■ **页面节选**:
• • • • •

Hadoop学习笔记 - 07MapReduce ReduceTask源码解析本文简单介绍了ReduceTask的运行步

写在前面： 本文简单介绍了ReduceTask的运行步骤，重点介绍了ReduceTask是如何使用迭代器模式进行数据的读取，规避了优先内存处理大数据会出现OOM的问题。

源码分析

我们重写的Reducer类中写了这样三个步骤：

Shuffle：相同的key拉到一个分区
Sort：MapTask已经将不同的key的数据进行了排序，数据到了reduce过程中不需要再进行排序。这里的Sort其实是一次归并排序，将相同的key放在一起
Reduce：即reduce计算

首先从ReduceTask的run方法看起，以上的三个步骤就在该方法中体现。

  public void run(JobConf job, final TaskUmbilicalProtocol umbilical)
    throws IOException, InterruptedException, ClassNotFoundException {
    job.setBoolean(JobContext.SKIP_RECORDS, isSkipping());

    if (isMapOrReduce()) {
      // reduceTask工作分为拷贝、分组排序、reduce执行 三个阶段
      copyPhase = getProgress().addPhase("copy");
      sortPhase  = getProgress().addPhase("sort");
      reducePhase = getProgress().addPhase("reduce");
    }
    // start thread that will handle communication with parent
    TaskReporter reporter = startReporter(umbilical);
    
    boolean useNewApi = job.getUseNewReducer();
    initialize(job, getJobID(), reporter, useNewApi);

    // check if it is a cleanupJobTask
    if (jobCleanup) {
      runJobCleanupTask(umbilical, reporter);
      return;
    }
    if (jobSetup) {
      runJobSetupTask(umbilical, reporter);
      return;
    }
    if (taskCleanup) {
      runTaskCleanupTask(umbilical, reporter);
      return;
    }
    
    // Initialize the codec
    codec = initCodec();
    RawKeyValueIterator rIter = null;
    ShuffleConsumerPlugin shuffleConsumerPlugin = null;
    
    Class combinerClass = conf.getCombinerClass();
    CombineOutputCollector combineCollector = 
      (null != combinerClass) ?

• • • • •

■ **练习任务**:
#1 把ReduceTask源码笔记中从“我们重写的Reducer类中写了这样三个步骤：”开始、一直到“首先从ReduceTask的run方法看起，以上的三个步骤就在该方法中体现。”为止的这段重写一遍，并用“合并排序”替换其中的“归并排序”。
#2 从ReduceTask源码笔记停下的地方接着往下写。
接下来的各行是另一份材料，与ReduceTask源码笔记无关。

■ **记录数据**:
• • • • •

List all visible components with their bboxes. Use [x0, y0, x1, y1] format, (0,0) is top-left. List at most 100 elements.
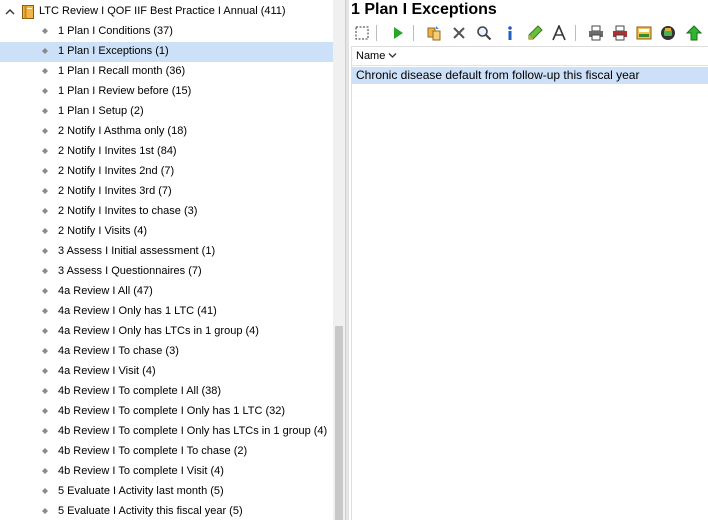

• • • • •

■ **参考答案**:
#1
我们重写的Reducer类中写了这样三个步骤：

Shuffle：相同的key拉到一个分区
Sort：MapTask已经将不同的key的数据进行了排序，数据到了reduce过程中不需要再进行排序。这里的Sort其实是一次合并排序，将相同的key放在一起
Reduce：即reduce计算

首先从ReduceTask的run方法看起，以上的三个步骤就在该方法中体现。

#2
     new CombineOutputCollector(reduceCombineOutputCounter, reporter, conf) : null;

    Class<? extends ShuffleConsumerPlugin> clazz =
          job.getClass(MRConfig.SHUFFLE_CONSUMER_PLUGIN, Shuffle.class, ShuffleConsumerPlugin.class);
					
    shuffleConsumerPlugin = ReflectionUtils.newInstance(clazz, job);
    LOG.info("Using ShuffleConsumerPlugin: " + shuffleConsumerPlugin);

    ShuffleConsumerPlugin.Context shuffleContext = 
      new ShuffleConsumerPlugin.Context(getTaskID(), job, FileSystem.getLocal(job), umbilical, 
                  super.lDirAlloc, reporter, codec, 
                  combinerClass, combineCollector, 
                  spilledRecordsCounter, reduceCombineInputCounter,
                  shuffledMapsCounter,
                  reduceShuffleBytes, failedShuffleCounter,
                  mergedMapOutputsCounter,
                  taskStatus, copyPhase, sortPhase, this,
                  mapOutputFile, localMapFiles);
    // shuffle的初始化过程
    shuffleConsumerPlugin.init(shuffleContext);
    // 进行shuffle的拉取map记录的操作，最终会返回迭代器。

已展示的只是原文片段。